▶ **MATERIAL FOR THIS TASK**:
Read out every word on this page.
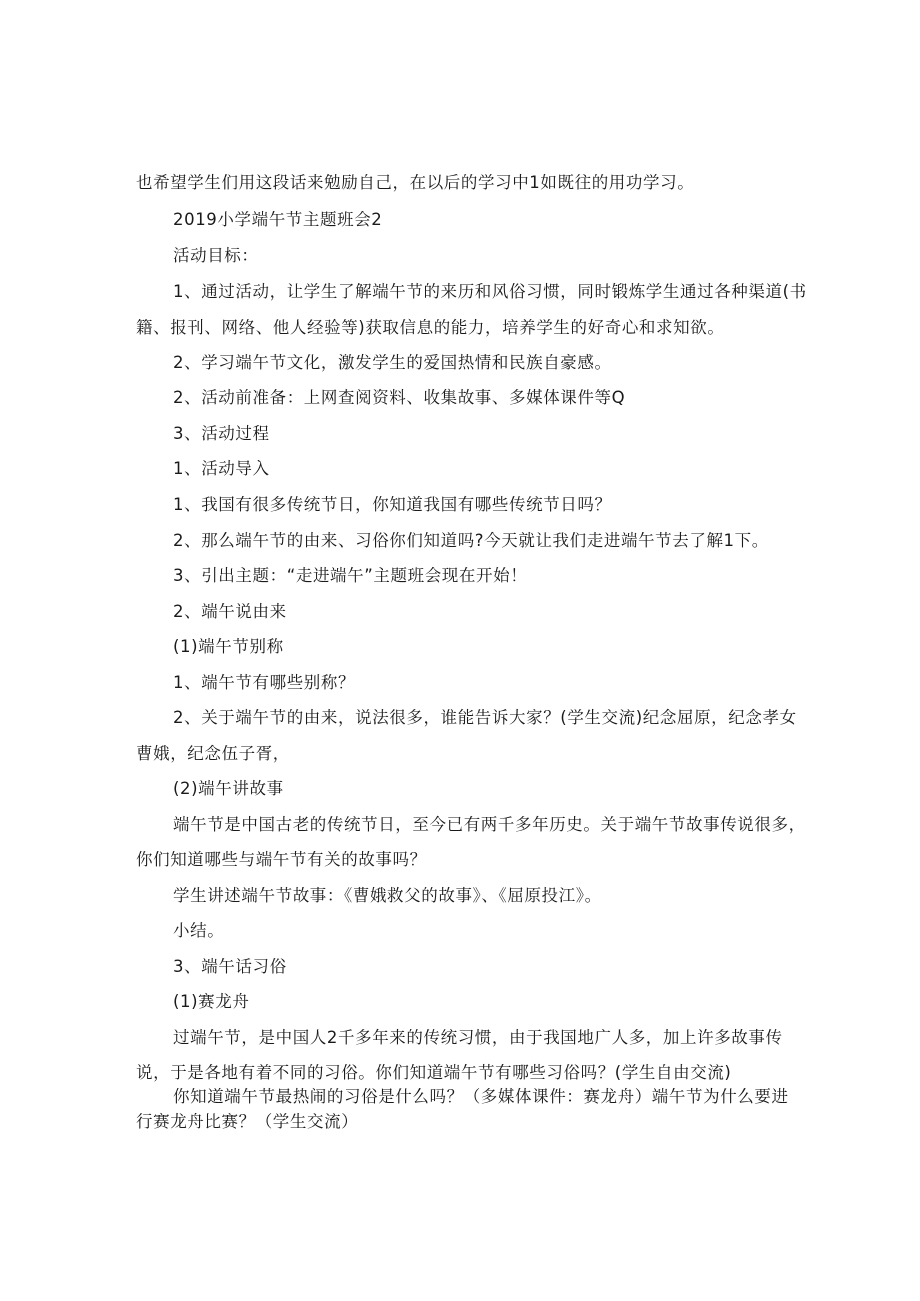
也希望学生们用这段话来勉励自己，在以后的学习中1如既往的用功学习。
2019小学端午节主题班会2
活动目标：
1、通过活动，让学生了解端午节的来历和风俗习惯，同时锻炼学生通过各种渠道(书
籍、报刊、网络、他人经验等)获取信息的能力，培养学生的好奇心和求知欲。
2、学习端午节文化，激发学生的爱国热情和民族自豪感。
2、活动前准备：上网查阅资料、收集故事、多媒体课件等Q
3、活动过程
1、活动导入
1、我国有很多传统节日，你知道我国有哪些传统节日吗？
2、那么端午节的由来、习俗你们知道吗?今天就让我们走进端午节去了解1下。
3、引出主题：“走进端午”主题班会现在开始！
2、端午说由来
(1)端午节别称
1、端午节有哪些别称？
2、关于端午节的由来，说法很多，谁能告诉大家？(学生交流)纪念屈原，纪念孝女
曹娥，纪念伍子胥，
(2)端午讲故事
端午节是中国古老的传统节日，至今已有两千多年历史。关于端午节故事传说很多，
你们知道哪些与端午节有关的故事吗？
学生讲述端午节故事：《曹娥救父的故事》、《屈原投江》。
小结。
3、端午话习俗
(1)赛龙舟
过端午节，是中国人2千多年来的传统习惯，由于我国地广人多，加上许多故事传
说，于是各地有着不同的习俗。你们知道端午节有哪些习俗吗？(学生自由交流)
你知道端午节最热闹的习俗是什么吗？（多媒体课件：赛龙舟）端午节为什么要进
行赛龙舟比赛？（学生交流）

▶ **CHALLENGE**:
Pictures are excluded; copy every other part of the records exactly.

▶ **TASK RESPONSE**:
Read out every word on this page.
也希望学生们用这段话来勉励自己，在以后的学习中1如既往的用功学习。
2019小学端午节主题班会2
活动目标：
1、通过活动，让学生了解端午节的来历和风俗习惯，同时锻炼学生通过各种渠道(书
籍、报刊、网络、他人经验等)获取信息的能力，培养学生的好奇心和求知欲。
2、学习端午节文化，激发学生的爱国热情和民族自豪感。
2、活动前准备：上网查阅资料、收集故事、多媒体课件等Q
3、活动过程
1、活动导入
1、我国有很多传统节日，你知道我国有哪些传统节日吗？
2、那么端午节的由来、习俗你们知道吗?今天就让我们走进端午节去了解1下。
3、引出主题：“走进端午”主题班会现在开始！
2、端午说由来
(1)端午节别称
1、端午节有哪些别称？
2、关于端午节的由来，说法很多，谁能告诉大家？(学生交流)纪念屈原，纪念孝女
曹娥，纪念伍子胥，
(2)端午讲故事
端午节是中国古老的传统节日，至今已有两千多年历史。关于端午节故事传说很多，
你们知道哪些与端午节有关的故事吗？
学生讲述端午节故事：《曹娥救父的故事》、《屈原投江》。
小结。
3、端午话习俗
(1)赛龙舟
过端午节，是中国人2千多年来的传统习惯，由于我国地广人多，加上许多故事传
说，于是各地有着不同的习俗。你们知道端午节有哪些习俗吗？(学生自由交流)
你知道端午节最热闹的习俗是什么吗？（多媒体课件：赛龙舟）端午节为什么要进
行赛龙舟比赛？（学生交流）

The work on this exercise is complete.